• EXERCISE INSTRUCTIONS
Restate the entries word for word, omitting nothing.

======== PROVIDED DATA ========

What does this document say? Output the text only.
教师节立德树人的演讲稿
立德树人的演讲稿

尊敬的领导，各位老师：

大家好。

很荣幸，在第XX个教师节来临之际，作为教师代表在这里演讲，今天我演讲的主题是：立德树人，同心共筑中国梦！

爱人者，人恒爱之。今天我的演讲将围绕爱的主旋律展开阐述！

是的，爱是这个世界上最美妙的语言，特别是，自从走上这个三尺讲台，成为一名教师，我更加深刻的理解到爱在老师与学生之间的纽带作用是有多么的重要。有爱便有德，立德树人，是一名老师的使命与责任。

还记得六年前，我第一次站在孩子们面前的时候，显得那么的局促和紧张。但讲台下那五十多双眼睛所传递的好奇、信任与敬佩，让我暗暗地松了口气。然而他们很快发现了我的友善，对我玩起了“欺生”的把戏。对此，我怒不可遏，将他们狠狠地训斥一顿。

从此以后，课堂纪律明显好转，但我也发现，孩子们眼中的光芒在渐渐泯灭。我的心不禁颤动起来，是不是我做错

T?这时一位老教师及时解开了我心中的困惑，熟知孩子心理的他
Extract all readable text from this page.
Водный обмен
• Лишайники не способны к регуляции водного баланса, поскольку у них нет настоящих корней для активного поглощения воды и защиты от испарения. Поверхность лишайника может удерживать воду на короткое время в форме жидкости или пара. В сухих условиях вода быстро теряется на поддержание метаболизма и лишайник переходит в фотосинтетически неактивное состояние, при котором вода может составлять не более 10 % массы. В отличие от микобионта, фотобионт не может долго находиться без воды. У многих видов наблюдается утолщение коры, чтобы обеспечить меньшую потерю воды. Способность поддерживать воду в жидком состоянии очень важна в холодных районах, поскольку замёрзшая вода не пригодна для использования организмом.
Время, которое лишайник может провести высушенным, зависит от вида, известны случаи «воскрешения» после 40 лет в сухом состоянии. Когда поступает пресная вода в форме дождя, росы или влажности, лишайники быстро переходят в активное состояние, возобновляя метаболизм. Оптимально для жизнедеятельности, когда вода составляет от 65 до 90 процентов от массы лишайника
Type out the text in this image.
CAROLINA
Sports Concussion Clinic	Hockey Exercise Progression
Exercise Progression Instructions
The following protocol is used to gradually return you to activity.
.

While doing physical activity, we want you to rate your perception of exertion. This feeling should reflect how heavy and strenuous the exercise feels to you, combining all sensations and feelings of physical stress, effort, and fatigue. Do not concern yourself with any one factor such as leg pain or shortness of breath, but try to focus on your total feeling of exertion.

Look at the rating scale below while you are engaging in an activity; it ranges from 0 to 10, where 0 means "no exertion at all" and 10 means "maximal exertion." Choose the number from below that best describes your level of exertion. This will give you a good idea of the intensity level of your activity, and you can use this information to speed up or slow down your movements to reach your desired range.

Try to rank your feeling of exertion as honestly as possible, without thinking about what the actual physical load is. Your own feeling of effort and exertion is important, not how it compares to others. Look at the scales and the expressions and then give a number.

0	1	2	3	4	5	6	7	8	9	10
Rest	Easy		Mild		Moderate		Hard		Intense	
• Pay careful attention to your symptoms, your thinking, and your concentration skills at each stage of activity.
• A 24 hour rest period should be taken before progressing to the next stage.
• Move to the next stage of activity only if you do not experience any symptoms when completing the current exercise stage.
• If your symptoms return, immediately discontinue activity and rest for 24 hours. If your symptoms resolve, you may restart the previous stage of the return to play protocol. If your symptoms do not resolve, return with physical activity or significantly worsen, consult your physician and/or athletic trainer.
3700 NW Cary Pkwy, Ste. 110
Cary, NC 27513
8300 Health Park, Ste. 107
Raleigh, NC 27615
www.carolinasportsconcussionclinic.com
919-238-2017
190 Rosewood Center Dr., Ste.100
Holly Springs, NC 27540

========

• FINAL RESULT
What does this document say? Output the text only.
教师节立德树人的演讲稿
立德树人的演讲稿

尊敬的领导，各位老师：

大家好。

很荣幸，在第XX个教师节来临之际，作为教师代表在这里演讲，今天我演讲的主题是：立德树人，同心共筑中国梦！

爱人者，人恒爱之。今天我的演讲将围绕爱的主旋律展开阐述！

是的，爱是这个世界上最美妙的语言，特别是，自从走上这个三尺讲台，成为一名教师，我更加深刻的理解到爱在老师与学生之间的纽带作用是有多么的重要。有爱便有德，立德树人，是一名老师的使命与责任。

还记得六年前，我第一次站在孩子们面前的时候，显得那么的局促和紧张。但讲台下那五十多双眼睛所传递的好奇、信任与敬佩，让我暗暗地松了口气。然而他们很快发现了我的友善，对我玩起了“欺生”的把戏。对此，我怒不可遏，将他们狠狠地训斥一顿。

从此以后，课堂纪律明显好转，但我也发现，孩子们眼中的光芒在渐渐泯灭。我的心不禁颤动起来，是不是我做错

T?这时一位老教师及时解开了我心中的困惑，熟知孩子心理的他
Extract all readable text from this page.
Водный обмен
• Лишайники не способны к регуляции водного баланса, поскольку у них нет настоящих корней для активного поглощения воды и защиты от испарения. Поверхность лишайника может удерживать воду на короткое время в форме жидкости или пара. В сухих условиях вода быстро теряется на поддержание метаболизма и лишайник переходит в фотосинтетически неактивное состояние, при котором вода может составлять не более 10 % массы. В отличие от микобионта, фотобионт не может долго находиться без воды. У многих видов наблюдается утолщение коры, чтобы обеспечить меньшую потерю воды. Способность поддерживать воду в жидком состоянии очень важна в холодных районах, поскольку замёрзшая вода не пригодна для использования организмом.
Время, которое лишайник может провести высушенным, зависит от вида, известны случаи «воскрешения» после 40 лет в сухом состоянии. Когда поступает пресная вода в форме дождя, росы или влажности, лишайники быстро переходят в активное состояние, возобновляя метаболизм. Оптимально для жизнедеятельности, когда вода составляет от 65 до 90 процентов от массы лишайника
Type out the text in this image.
CAROLINA
Sports Concussion Clinic	Hockey Exercise Progression
Exercise Progression Instructions
The following protocol is used to gradually return you to activity.
.

While doing physical activity, we want you to rate your perception of exertion. This feeling should reflect how heavy and strenuous the exercise feels to you, combining all sensations and feelings of physical stress, effort, and fatigue. Do not concern yourself with any one factor such as leg pain or shortness of breath, but try to focus on your total feeling of exertion.

Look at the rating scale below while you are engaging in an activity; it ranges from 0 to 10, where 0 means "no exertion at all" and 10 means "maximal exertion." Choose the number from below that best describes your level of exertion. This will give you a good idea of the intensity level of your activity, and you can use this information to speed up or slow down your movements to reach your desired range.

Try to rank your feeling of exertion as honestly as possible, without thinking about what the actual physical load is. Your own feeling of effort and exertion is important, not how it compares to others. Look at the scales and the expressions and then give a number.

0	1	2	3	4	5	6	7	8	9	10
Rest	Easy		Mild		Moderate		Hard		Intense	
• Pay careful attention to your symptoms, your thinking, and your concentration skills at each stage of activity.
• A 24 hour rest period should be taken before progressing to the next stage.
• Move to the next stage of activity only if you do not experience any symptoms when completing the current exercise stage.
• If your symptoms return, immediately discontinue activity and rest for 24 hours. If your symptoms resolve, you may restart the previous stage of the return to play protocol. If your symptoms do not resolve, return with physical activity or significantly worsen, consult your physician and/or athletic trainer.
3700 NW Cary Pkwy, Ste. 110
Cary, NC 27513
8300 Health Park, Ste. 107
Raleigh, NC 27615
www.carolinasportsconcussionclinic.com
919-238-2017
190 Rosewood Center Dr., Ste.100
Holly Springs, NC 27540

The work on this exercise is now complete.